- [WHAT IS REQUIRED]: Skip the pictures and quote all of the lines exactly.
○ ○ ○ ○ ○ ○ ○
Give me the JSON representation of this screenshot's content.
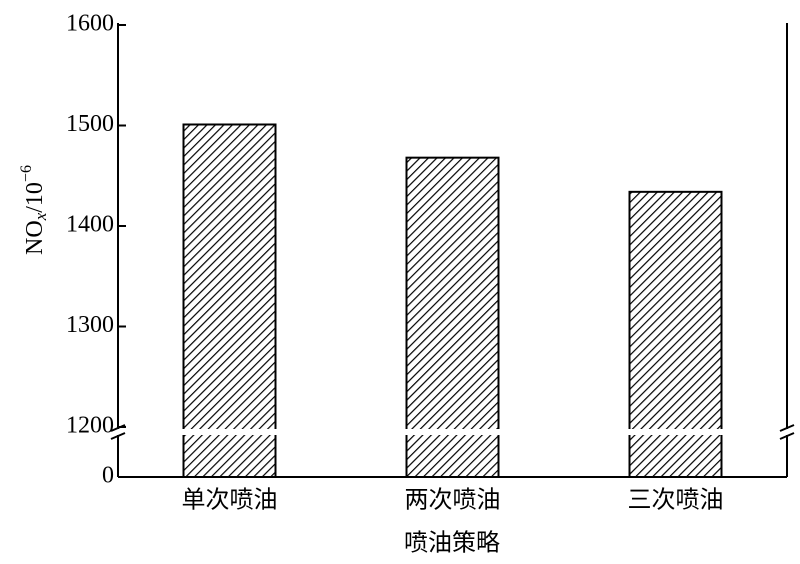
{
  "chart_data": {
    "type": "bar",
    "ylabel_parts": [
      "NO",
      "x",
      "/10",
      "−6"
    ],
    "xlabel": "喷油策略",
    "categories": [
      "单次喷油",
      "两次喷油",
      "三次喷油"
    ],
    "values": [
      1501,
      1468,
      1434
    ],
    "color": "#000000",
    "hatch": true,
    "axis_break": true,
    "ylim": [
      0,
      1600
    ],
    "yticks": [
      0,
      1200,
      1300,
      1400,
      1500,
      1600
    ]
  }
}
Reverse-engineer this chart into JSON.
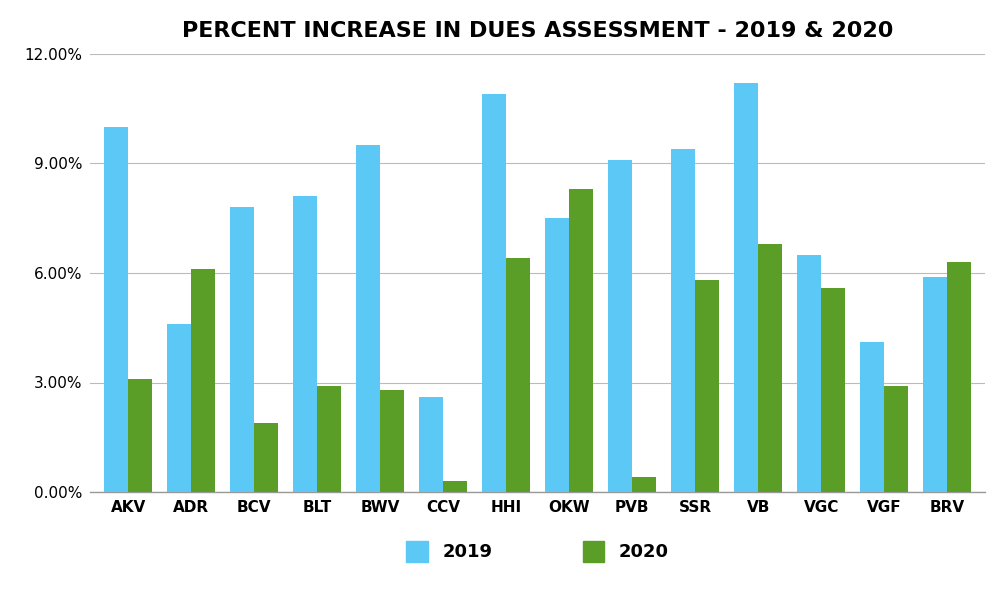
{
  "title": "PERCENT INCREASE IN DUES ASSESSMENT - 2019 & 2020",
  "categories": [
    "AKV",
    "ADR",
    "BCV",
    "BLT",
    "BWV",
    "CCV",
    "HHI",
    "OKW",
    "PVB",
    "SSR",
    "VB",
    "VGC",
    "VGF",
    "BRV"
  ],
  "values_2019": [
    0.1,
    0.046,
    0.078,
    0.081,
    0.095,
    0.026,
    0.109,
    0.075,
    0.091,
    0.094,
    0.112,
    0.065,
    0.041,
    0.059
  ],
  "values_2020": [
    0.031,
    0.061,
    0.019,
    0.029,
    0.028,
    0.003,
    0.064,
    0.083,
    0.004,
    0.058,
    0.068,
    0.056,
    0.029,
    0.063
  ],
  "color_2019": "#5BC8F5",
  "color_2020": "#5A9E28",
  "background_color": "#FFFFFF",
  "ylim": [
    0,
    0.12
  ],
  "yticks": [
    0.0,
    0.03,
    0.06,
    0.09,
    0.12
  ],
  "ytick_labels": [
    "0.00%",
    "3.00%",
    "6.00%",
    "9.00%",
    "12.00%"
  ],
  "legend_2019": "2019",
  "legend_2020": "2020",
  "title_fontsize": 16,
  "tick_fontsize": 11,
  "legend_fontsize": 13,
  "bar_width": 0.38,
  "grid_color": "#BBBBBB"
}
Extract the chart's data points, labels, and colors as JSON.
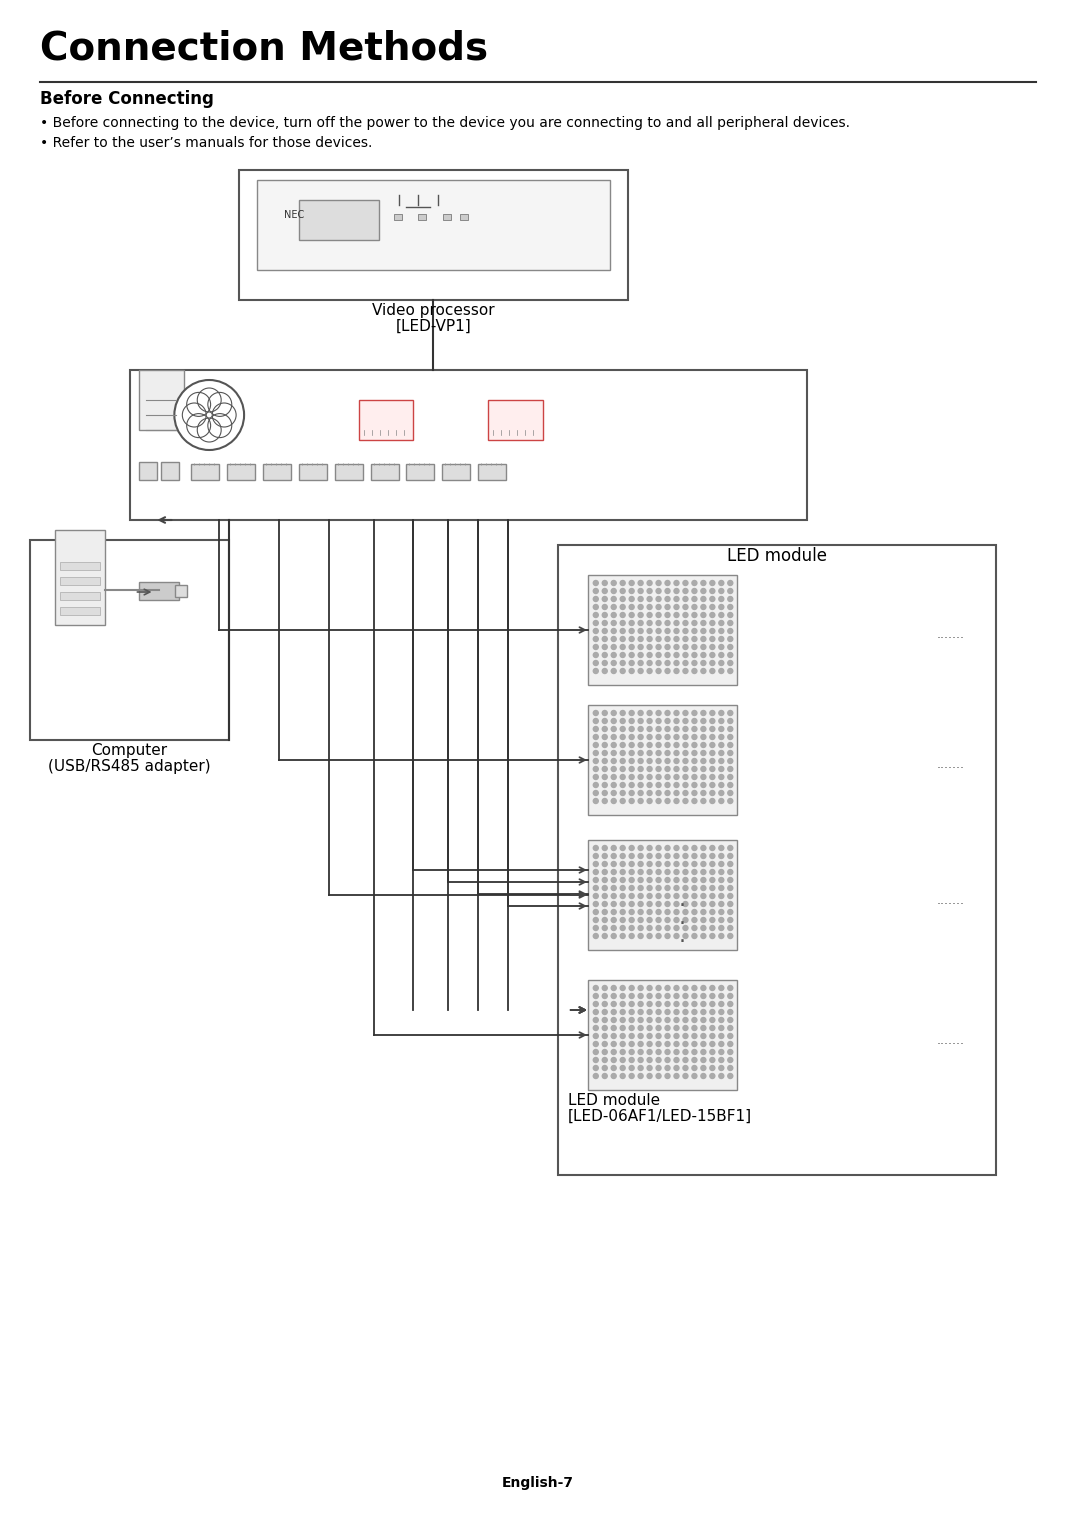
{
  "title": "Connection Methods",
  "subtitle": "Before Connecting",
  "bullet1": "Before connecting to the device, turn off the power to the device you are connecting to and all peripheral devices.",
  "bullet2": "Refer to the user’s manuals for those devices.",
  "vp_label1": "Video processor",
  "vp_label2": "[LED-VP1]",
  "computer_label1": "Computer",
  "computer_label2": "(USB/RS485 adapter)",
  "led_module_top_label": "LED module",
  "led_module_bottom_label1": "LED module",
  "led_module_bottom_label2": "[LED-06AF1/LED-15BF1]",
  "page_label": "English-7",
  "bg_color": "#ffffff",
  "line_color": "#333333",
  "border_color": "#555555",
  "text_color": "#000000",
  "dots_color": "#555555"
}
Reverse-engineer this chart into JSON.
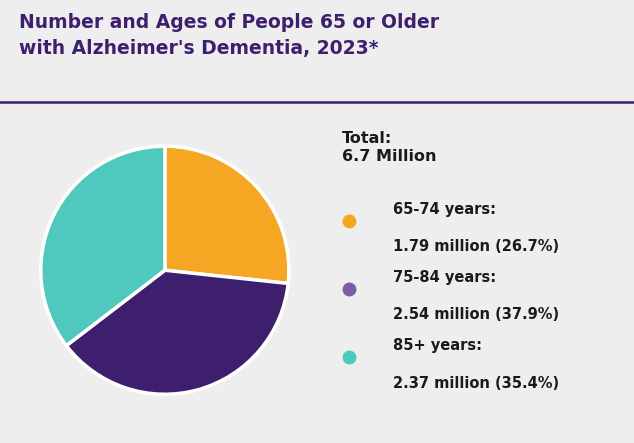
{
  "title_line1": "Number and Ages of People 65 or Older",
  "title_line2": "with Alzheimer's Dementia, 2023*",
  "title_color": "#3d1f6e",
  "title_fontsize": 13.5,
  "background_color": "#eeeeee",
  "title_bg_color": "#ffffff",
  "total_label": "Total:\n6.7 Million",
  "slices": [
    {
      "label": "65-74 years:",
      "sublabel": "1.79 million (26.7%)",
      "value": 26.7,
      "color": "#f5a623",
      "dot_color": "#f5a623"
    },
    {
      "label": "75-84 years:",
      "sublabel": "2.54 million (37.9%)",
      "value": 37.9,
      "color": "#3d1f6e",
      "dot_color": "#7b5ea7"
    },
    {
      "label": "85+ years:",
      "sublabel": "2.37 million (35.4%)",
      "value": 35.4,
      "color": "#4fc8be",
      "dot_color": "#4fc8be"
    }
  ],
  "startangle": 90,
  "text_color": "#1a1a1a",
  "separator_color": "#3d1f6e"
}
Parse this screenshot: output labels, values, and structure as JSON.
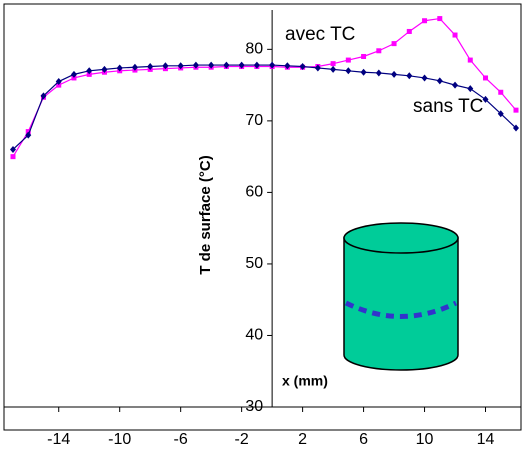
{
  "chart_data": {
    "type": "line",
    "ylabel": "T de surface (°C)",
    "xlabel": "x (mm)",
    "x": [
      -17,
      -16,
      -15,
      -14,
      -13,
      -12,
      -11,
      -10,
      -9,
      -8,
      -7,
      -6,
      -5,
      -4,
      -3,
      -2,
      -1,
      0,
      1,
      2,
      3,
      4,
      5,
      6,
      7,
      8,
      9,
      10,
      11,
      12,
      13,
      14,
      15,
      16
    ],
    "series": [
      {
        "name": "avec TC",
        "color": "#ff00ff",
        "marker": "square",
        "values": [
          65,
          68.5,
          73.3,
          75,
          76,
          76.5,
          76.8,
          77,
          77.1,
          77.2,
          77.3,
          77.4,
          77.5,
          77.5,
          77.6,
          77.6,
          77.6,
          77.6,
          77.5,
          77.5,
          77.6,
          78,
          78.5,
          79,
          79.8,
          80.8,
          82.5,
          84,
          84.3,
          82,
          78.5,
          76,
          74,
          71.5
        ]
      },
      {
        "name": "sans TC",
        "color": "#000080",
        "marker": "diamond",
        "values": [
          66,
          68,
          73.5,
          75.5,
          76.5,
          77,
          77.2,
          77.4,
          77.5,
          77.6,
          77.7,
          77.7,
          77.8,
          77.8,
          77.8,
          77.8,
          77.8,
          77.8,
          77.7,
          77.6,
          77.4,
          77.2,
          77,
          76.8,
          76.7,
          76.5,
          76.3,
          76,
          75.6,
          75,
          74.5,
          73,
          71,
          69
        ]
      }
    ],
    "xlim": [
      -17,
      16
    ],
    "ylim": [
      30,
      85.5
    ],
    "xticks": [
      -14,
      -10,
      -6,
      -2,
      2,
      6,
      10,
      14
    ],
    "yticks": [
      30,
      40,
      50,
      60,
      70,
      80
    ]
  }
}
○ ○ ○ ○ ○ ○ ○
- [OUTPUT FOR THIS TASK]:
Give me the JSON representation of this screenshot's content.
{
  "chart_data": {
    "type": "bar",
    "ylabel_parts": [
      "NO",
      "x",
      "/10",
      "−6"
    ],
    "xlabel": "喷油策略",
    "categories": [
      "单次喷油",
      "两次喷油",
      "三次喷油"
    ],
    "values": [
      1501,
      1468,
      1434
    ],
    "color": "#000000",
    "hatch": true,
    "axis_break": true,
    "ylim": [
      0,
      1600
    ],
    "yticks": [
      0,
      1200,
      1300,
      1400,
      1500,
      1600
    ]
  }
}
Reverse-engineer this chart into JSON.
{
  "title": "PERCENT INCREASE IN DUES ASSESSMENT - 2019 & 2020",
  "categories": [
    "AKV",
    "ADR",
    "BCV",
    "BLT",
    "BWV",
    "CCV",
    "HHI",
    "OKW",
    "PVB",
    "SSR",
    "VB",
    "VGC",
    "VGF",
    "BRV"
  ],
  "values_2019": [
    0.1,
    0.046,
    0.078,
    0.081,
    0.095,
    0.026,
    0.109,
    0.075,
    0.091,
    0.094,
    0.112,
    0.065,
    0.041,
    0.059
  ],
  "values_2020": [
    0.031,
    0.061,
    0.019,
    0.029,
    0.028,
    0.003,
    0.064,
    0.083,
    0.004,
    0.058,
    0.068,
    0.056,
    0.029,
    0.063
  ],
  "color_2019": "#5BC8F5",
  "color_2020": "#5A9E28",
  "background_color": "#FFFFFF",
  "ylim": [
    0,
    0.12
  ],
  "yticks": [
    0.0,
    0.03,
    0.06,
    0.09,
    0.12
  ],
  "ytick_labels": [
    "0.00%",
    "3.00%",
    "6.00%",
    "9.00%",
    "12.00%"
  ],
  "legend_2019": "2019",
  "legend_2020": "2020",
  "title_fontsize": 16,
  "tick_fontsize": 11,
  "legend_fontsize": 13,
  "bar_width": 0.38,
  "grid_color": "#BBBBBB"
}
Extract the chart's data points, labels, and colors as JSON.
{
  "title": "Connection Methods",
  "subtitle": "Before Connecting",
  "bullet1": "Before connecting to the device, turn off the power to the device you are connecting to and all peripheral devices.",
  "bullet2": "Refer to the user’s manuals for those devices.",
  "vp_label1": "Video processor",
  "vp_label2": "[LED-VP1]",
  "computer_label1": "Computer",
  "computer_label2": "(USB/RS485 adapter)",
  "led_module_top_label": "LED module",
  "led_module_bottom_label1": "LED module",
  "led_module_bottom_label2": "[LED-06AF1/LED-15BF1]",
  "page_label": "English-7",
  "bg_color": "#ffffff",
  "line_color": "#333333",
  "border_color": "#555555",
  "text_color": "#000000",
  "dots_color": "#555555"
}
Reverse-engineer this chart into JSON.
{
  "title_line1": "Number and Ages of People 65 or Older",
  "title_line2": "with Alzheimer's Dementia, 2023*",
  "title_color": "#3d1f6e",
  "title_fontsize": 13.5,
  "background_color": "#eeeeee",
  "title_bg_color": "#ffffff",
  "total_label": "Total:\n6.7 Million",
  "slices": [
    {
      "label": "65-74 years:",
      "sublabel": "1.79 million (26.7%)",
      "value": 26.7,
      "color": "#f5a623",
      "dot_color": "#f5a623"
    },
    {
      "label": "75-84 years:",
      "sublabel": "2.54 million (37.9%)",
      "value": 37.9,
      "color": "#3d1f6e",
      "dot_color": "#7b5ea7"
    },
    {
      "label": "85+ years:",
      "sublabel": "2.37 million (35.4%)",
      "value": 35.4,
      "color": "#4fc8be",
      "dot_color": "#4fc8be"
    }
  ],
  "startangle": 90,
  "text_color": "#1a1a1a",
  "separator_color": "#3d1f6e"
}
Parse this screenshot: output labels, values, and structure as JSON.
{
  "chart_data": {
    "type": "line",
    "ylabel": "T de surface (°C)",
    "xlabel": "x (mm)",
    "x": [
      -17,
      -16,
      -15,
      -14,
      -13,
      -12,
      -11,
      -10,
      -9,
      -8,
      -7,
      -6,
      -5,
      -4,
      -3,
      -2,
      -1,
      0,
      1,
      2,
      3,
      4,
      5,
      6,
      7,
      8,
      9,
      10,
      11,
      12,
      13,
      14,
      15,
      16
    ],
    "series": [
      {
        "name": "avec TC",
        "color": "#ff00ff",
        "marker": "square",
        "values": [
          65,
          68.5,
          73.3,
          75,
          76,
          76.5,
          76.8,
          77,
          77.1,
          77.2,
          77.3,
          77.4,
          77.5,
          77.5,
          77.6,
          77.6,
          77.6,
          77.6,
          77.5,
          77.5,
          77.6,
          78,
          78.5,
          79,
          79.8,
          80.8,
          82.5,
          84,
          84.3,
          82,
          78.5,
          76,
          74,
          71.5
        ]
      },
      {
        "name": "sans TC",
        "color": "#000080",
        "marker": "diamond",
        "values": [
          66,
          68,
          73.5,
          75.5,
          76.5,
          77,
          77.2,
          77.4,
          77.5,
          77.6,
          77.7,
          77.7,
          77.8,
          77.8,
          77.8,
          77.8,
          77.8,
          77.8,
          77.7,
          77.6,
          77.4,
          77.2,
          77,
          76.8,
          76.7,
          76.5,
          76.3,
          76,
          75.6,
          75,
          74.5,
          73,
          71,
          69
        ]
      }
    ],
    "xlim": [
      -17,
      16
    ],
    "ylim": [
      30,
      85.5
    ],
    "xticks": [
      -14,
      -10,
      -6,
      -2,
      2,
      6,
      10,
      14
    ],
    "yticks": [
      30,
      40,
      50,
      60,
      70,
      80
    ]
  }
}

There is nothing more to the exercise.